* OBJECTIVE
What follows is a set of entries. Repeat them exactly, but not their pictures.

* EXERCISE MATERIAL
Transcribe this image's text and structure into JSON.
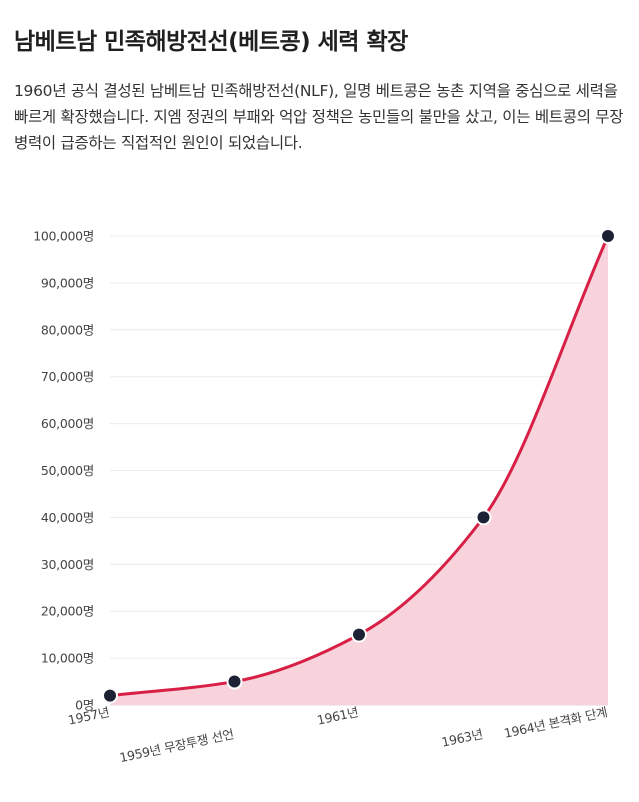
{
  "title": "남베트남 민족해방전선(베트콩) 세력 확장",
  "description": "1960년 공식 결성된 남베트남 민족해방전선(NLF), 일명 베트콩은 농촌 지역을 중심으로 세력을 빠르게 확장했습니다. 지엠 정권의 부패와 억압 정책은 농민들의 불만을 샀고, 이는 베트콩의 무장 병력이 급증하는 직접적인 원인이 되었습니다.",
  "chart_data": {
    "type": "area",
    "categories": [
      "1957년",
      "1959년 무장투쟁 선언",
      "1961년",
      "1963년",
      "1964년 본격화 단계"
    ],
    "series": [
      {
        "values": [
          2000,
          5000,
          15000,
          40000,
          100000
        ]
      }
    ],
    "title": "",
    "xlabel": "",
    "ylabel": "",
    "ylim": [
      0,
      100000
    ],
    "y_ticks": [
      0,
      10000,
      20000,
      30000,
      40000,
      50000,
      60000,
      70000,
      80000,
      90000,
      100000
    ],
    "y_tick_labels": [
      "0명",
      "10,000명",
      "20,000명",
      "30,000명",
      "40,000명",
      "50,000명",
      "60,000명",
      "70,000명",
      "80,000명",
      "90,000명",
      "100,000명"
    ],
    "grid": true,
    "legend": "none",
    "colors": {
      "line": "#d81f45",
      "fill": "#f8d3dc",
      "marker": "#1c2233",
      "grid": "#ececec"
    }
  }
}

* PROBLEM SOLUTION
Transcribe this image's text and structure into JSON.
{
  "title": "남베트남 민족해방전선(베트콩) 세력 확장",
  "description": "1960년 공식 결성된 남베트남 민족해방전선(NLF), 일명 베트콩은 농촌 지역을 중심으로 세력을 빠르게 확장했습니다. 지엠 정권의 부패와 억압 정책은 농민들의 불만을 샀고, 이는 베트콩의 무장 병력이 급증하는 직접적인 원인이 되었습니다.",
  "chart_data": {
    "type": "area",
    "categories": [
      "1957년",
      "1959년 무장투쟁 선언",
      "1961년",
      "1963년",
      "1964년 본격화 단계"
    ],
    "series": [
      {
        "values": [
          2000,
          5000,
          15000,
          40000,
          100000
        ]
      }
    ],
    "title": "",
    "xlabel": "",
    "ylabel": "",
    "ylim": [
      0,
      100000
    ],
    "y_ticks": [
      0,
      10000,
      20000,
      30000,
      40000,
      50000,
      60000,
      70000,
      80000,
      90000,
      100000
    ],
    "y_tick_labels": [
      "0명",
      "10,000명",
      "20,000명",
      "30,000명",
      "40,000명",
      "50,000명",
      "60,000명",
      "70,000명",
      "80,000명",
      "90,000명",
      "100,000명"
    ],
    "grid": true,
    "legend": "none",
    "colors": {
      "line": "#d81f45",
      "fill": "#f8d3dc",
      "marker": "#1c2233",
      "grid": "#ececec"
    }
  }
}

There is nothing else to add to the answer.